Collected data
* start *

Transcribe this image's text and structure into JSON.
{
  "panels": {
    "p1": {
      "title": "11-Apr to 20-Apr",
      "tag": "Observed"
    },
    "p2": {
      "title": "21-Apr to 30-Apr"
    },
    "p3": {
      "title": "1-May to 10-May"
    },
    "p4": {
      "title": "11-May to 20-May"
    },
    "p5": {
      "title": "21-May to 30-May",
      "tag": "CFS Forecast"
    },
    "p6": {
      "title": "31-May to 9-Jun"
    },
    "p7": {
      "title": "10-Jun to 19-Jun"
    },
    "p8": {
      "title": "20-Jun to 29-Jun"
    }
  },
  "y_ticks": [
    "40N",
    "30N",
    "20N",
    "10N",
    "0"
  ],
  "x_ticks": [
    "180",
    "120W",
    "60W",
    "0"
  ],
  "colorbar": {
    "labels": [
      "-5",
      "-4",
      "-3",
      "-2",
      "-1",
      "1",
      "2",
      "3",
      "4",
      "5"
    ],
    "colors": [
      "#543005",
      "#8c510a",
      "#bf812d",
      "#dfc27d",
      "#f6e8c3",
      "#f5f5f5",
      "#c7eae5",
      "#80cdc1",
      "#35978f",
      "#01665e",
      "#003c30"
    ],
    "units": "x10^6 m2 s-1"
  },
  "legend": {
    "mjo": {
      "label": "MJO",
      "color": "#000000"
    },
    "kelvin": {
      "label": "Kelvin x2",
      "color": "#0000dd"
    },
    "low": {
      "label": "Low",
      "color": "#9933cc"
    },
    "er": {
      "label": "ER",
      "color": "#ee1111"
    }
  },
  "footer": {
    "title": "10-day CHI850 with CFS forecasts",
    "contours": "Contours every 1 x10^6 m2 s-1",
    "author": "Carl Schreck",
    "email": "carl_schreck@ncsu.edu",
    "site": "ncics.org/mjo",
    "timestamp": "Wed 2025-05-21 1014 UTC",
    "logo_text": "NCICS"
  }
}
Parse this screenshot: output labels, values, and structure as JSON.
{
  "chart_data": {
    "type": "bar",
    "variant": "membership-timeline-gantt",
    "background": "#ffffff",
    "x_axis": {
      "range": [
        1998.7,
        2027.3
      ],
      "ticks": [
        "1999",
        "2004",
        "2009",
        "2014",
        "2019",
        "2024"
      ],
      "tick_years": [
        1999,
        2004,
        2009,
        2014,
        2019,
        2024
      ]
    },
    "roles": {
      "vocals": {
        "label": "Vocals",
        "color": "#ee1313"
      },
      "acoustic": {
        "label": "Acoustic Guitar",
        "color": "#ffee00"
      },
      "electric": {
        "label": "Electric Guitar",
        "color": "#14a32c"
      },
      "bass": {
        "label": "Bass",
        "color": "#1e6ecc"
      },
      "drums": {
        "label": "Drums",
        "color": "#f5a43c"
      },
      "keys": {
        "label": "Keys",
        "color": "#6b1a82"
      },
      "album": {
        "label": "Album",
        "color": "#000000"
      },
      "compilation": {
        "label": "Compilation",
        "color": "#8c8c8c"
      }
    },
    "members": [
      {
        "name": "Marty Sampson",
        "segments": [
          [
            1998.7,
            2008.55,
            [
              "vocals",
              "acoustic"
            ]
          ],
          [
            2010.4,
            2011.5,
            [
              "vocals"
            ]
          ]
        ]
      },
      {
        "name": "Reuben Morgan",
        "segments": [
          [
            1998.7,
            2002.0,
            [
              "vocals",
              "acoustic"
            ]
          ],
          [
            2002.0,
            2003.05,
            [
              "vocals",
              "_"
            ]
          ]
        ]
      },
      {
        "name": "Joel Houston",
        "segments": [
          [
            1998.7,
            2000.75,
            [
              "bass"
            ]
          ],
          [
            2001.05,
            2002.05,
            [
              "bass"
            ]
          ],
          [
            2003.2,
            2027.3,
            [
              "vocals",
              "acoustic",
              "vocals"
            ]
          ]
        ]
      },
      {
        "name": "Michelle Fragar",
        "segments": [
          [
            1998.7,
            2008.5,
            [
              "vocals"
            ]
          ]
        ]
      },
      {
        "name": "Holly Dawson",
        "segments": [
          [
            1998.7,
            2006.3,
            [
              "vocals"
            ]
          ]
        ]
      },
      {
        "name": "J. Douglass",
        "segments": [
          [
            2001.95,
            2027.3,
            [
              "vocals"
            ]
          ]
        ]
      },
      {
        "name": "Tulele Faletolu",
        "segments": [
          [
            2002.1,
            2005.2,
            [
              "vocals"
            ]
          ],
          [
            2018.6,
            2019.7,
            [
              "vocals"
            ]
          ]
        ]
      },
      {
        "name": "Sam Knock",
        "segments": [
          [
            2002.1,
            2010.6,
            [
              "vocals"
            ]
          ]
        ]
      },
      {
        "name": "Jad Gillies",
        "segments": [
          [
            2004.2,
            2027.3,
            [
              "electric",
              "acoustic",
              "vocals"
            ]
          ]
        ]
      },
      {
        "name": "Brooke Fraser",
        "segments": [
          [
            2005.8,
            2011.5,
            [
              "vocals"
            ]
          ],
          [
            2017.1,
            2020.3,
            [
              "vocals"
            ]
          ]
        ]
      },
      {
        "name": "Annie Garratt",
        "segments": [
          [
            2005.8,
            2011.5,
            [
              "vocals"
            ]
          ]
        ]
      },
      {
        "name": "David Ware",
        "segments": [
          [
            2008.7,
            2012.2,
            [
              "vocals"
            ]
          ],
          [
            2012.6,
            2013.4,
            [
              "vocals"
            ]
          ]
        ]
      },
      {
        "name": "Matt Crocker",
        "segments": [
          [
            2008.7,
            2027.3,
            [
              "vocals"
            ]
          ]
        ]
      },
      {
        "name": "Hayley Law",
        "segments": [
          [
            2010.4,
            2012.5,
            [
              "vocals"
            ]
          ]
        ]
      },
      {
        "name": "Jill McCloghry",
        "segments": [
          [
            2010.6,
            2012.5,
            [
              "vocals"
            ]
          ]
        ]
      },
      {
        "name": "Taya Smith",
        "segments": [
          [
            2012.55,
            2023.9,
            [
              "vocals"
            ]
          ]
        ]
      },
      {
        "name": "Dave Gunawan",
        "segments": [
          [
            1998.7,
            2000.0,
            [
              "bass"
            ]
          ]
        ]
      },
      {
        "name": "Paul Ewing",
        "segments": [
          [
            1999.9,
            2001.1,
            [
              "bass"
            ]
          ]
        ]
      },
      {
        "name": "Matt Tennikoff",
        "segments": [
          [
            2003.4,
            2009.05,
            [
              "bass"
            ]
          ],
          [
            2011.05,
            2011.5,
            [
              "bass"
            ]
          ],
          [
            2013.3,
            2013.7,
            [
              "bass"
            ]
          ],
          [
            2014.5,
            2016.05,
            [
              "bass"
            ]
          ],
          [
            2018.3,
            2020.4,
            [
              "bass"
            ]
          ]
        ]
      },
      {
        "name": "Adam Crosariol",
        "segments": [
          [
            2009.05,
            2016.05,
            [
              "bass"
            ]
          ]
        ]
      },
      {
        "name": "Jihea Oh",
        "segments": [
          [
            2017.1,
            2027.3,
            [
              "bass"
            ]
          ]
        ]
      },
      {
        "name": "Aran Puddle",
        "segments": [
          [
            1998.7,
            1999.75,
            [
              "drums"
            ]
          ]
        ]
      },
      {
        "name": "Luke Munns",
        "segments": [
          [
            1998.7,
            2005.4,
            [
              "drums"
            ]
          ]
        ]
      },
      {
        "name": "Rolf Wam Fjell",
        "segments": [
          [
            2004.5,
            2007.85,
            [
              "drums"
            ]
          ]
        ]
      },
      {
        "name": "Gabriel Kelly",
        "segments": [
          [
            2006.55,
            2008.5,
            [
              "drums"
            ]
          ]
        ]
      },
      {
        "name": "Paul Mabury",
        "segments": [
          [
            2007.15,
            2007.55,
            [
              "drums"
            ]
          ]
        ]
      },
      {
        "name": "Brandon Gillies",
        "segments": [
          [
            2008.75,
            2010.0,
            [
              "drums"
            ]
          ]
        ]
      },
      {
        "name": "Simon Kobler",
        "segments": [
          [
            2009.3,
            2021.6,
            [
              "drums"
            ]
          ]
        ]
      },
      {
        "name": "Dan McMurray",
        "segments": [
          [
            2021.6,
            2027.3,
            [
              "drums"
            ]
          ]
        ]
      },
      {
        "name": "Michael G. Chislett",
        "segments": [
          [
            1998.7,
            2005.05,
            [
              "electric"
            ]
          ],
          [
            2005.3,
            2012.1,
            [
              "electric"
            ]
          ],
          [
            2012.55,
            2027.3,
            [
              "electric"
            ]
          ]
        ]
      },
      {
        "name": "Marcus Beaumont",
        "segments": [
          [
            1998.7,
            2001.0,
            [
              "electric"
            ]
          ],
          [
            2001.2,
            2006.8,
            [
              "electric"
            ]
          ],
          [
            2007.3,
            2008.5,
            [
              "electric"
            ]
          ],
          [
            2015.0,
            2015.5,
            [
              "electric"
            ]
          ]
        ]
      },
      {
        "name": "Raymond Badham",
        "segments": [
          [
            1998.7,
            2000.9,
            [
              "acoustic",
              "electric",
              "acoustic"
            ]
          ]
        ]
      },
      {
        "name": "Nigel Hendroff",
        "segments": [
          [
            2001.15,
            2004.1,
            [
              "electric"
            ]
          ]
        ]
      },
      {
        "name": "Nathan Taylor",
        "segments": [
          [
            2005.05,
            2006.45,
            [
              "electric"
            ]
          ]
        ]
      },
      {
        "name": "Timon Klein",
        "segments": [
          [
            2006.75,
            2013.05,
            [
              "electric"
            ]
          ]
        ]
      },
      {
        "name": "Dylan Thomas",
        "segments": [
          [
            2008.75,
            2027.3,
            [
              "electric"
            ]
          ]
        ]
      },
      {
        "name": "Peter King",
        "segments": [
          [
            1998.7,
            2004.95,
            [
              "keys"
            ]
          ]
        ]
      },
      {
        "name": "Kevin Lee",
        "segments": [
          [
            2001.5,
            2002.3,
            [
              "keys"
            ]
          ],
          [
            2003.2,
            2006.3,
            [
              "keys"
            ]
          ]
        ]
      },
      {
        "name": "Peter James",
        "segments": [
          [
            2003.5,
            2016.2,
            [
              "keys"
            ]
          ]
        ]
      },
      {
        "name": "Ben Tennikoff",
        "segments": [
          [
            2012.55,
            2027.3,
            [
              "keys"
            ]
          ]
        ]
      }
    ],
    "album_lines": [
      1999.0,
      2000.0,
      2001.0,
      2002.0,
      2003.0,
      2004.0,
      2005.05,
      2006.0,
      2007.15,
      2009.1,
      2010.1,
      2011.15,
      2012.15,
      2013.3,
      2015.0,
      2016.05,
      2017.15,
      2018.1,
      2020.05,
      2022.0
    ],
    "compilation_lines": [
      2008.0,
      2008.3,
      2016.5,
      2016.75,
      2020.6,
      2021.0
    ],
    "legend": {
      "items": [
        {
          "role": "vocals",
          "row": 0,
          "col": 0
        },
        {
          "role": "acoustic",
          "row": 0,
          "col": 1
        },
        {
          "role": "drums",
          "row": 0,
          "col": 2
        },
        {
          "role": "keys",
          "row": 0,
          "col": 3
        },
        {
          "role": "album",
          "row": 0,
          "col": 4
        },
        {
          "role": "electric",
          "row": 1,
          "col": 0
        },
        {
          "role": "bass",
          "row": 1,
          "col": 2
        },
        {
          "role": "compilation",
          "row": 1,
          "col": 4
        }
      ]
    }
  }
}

* end *

• THE REQUEST
Where a line above includes "Matt", copy that line.

• THE REPLY
        "name": "Matt Crocker",
        "name": "Matt Tennikoff",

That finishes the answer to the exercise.